(Dataset records)
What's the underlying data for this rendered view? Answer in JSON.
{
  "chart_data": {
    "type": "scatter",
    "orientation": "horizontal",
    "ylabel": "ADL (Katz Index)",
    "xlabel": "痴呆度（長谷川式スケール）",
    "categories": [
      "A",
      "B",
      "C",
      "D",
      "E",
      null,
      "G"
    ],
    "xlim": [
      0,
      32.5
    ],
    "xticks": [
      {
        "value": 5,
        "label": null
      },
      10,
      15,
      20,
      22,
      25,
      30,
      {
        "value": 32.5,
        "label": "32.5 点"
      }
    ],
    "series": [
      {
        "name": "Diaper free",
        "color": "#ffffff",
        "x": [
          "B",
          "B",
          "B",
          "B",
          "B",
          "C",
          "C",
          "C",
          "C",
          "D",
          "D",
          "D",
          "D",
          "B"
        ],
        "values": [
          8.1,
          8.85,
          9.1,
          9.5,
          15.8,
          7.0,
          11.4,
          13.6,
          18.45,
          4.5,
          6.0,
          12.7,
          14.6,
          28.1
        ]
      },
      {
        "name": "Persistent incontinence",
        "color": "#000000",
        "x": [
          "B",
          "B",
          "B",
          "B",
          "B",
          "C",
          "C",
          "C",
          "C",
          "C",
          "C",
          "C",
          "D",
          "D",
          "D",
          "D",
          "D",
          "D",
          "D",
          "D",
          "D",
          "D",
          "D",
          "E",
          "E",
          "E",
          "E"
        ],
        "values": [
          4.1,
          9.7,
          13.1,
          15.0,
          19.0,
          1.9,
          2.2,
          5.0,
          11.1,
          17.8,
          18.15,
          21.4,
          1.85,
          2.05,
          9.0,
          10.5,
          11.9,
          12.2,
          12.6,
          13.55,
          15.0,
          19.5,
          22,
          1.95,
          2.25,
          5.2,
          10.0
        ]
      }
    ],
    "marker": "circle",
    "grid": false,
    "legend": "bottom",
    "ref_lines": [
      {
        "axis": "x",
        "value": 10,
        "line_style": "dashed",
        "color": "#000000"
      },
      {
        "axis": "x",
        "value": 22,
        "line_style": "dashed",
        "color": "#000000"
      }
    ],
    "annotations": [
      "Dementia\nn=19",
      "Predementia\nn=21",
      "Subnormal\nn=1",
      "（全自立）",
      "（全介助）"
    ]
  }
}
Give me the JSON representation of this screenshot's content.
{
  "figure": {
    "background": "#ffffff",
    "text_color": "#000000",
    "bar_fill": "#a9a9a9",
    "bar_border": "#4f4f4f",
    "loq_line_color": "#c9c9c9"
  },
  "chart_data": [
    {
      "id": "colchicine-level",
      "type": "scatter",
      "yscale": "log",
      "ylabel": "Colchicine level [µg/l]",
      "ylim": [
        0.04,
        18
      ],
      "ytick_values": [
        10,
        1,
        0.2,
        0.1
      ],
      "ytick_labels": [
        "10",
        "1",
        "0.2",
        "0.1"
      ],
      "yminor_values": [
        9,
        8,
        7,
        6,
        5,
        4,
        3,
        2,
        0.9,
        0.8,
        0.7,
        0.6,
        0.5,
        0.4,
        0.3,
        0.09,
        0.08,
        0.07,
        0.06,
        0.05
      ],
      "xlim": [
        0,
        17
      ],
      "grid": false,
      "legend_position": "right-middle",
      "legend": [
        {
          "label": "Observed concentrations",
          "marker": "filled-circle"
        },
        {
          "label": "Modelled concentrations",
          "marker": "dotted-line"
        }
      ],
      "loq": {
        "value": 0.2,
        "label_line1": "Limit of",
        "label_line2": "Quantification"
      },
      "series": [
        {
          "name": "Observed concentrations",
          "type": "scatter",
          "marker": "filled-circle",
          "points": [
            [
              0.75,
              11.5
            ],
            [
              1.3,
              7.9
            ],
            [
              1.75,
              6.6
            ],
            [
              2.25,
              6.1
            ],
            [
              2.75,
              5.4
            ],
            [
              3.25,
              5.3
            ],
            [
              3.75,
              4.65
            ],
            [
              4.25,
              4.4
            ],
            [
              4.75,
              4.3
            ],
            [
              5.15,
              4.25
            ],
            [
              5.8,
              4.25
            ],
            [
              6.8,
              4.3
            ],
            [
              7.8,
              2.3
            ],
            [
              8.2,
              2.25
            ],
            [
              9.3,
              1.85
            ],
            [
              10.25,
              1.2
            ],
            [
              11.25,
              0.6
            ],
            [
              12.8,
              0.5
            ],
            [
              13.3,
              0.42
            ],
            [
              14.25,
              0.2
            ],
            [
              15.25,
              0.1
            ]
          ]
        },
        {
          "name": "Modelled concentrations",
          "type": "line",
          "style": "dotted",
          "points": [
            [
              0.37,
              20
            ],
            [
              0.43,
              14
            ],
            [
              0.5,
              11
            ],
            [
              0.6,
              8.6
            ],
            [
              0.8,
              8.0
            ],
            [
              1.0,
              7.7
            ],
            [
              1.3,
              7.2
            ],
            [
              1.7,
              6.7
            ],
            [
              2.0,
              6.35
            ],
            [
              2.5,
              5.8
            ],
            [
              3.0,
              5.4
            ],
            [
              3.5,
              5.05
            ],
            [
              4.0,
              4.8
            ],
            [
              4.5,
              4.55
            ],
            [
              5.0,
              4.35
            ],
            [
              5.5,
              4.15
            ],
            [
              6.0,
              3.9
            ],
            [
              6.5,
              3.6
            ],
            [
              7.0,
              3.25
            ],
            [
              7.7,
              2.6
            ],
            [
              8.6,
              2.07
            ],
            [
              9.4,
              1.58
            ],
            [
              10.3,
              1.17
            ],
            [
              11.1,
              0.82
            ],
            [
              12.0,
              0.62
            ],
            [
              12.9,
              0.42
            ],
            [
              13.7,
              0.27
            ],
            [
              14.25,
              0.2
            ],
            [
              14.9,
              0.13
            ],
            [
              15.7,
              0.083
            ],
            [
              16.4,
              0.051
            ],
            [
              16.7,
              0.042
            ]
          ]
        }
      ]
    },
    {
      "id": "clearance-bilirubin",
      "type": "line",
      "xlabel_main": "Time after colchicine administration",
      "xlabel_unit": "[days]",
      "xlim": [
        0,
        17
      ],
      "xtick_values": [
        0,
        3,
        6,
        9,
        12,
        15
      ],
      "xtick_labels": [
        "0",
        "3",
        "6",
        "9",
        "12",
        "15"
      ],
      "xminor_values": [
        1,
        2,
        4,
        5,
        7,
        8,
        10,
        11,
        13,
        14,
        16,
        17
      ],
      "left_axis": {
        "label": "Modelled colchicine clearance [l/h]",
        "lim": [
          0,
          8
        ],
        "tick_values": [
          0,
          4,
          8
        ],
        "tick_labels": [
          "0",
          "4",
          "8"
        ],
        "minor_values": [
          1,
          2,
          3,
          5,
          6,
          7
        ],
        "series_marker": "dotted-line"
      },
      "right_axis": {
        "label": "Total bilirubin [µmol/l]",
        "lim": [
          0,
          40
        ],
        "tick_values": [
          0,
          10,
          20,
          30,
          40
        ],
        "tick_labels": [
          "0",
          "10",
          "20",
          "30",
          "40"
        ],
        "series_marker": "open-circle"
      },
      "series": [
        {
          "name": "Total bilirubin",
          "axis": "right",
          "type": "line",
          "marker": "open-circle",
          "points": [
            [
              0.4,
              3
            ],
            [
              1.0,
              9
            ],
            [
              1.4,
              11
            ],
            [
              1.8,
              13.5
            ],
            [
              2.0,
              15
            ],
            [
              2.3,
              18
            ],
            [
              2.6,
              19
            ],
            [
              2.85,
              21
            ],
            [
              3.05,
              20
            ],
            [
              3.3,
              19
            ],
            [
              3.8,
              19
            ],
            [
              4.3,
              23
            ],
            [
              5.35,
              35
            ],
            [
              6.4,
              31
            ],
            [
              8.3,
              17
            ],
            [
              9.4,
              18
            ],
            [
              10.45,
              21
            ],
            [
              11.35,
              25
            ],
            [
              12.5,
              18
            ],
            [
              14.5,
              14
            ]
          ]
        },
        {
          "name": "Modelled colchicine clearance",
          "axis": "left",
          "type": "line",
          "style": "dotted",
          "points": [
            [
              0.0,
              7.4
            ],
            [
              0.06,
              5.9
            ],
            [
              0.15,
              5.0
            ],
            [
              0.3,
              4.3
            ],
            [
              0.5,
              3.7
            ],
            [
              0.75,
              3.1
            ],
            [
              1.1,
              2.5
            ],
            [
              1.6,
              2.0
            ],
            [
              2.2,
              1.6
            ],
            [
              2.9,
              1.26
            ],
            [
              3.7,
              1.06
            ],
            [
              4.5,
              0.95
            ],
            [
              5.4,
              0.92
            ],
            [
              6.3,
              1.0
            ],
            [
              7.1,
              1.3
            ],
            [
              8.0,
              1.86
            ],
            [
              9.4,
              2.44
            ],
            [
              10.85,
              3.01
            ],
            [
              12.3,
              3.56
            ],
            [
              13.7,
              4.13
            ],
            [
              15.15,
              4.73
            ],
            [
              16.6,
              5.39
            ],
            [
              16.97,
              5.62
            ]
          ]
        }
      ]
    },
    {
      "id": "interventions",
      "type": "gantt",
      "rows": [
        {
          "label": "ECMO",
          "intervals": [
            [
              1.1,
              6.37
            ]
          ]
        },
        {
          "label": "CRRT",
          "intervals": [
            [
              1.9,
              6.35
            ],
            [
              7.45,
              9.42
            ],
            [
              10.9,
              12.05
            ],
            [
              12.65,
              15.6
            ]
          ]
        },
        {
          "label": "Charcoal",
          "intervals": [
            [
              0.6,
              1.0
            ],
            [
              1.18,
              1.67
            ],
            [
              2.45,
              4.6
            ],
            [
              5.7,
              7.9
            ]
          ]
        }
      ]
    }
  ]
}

:: PROBLEM REQUIREMENTS ::
Copy out each line of the records that holds the string "dotted".

:: WRITTEN SOLUTION ::
          "marker": "dotted-line"
          "style": "dotted",
        "series_marker": "dotted-line"
          "style": "dotted",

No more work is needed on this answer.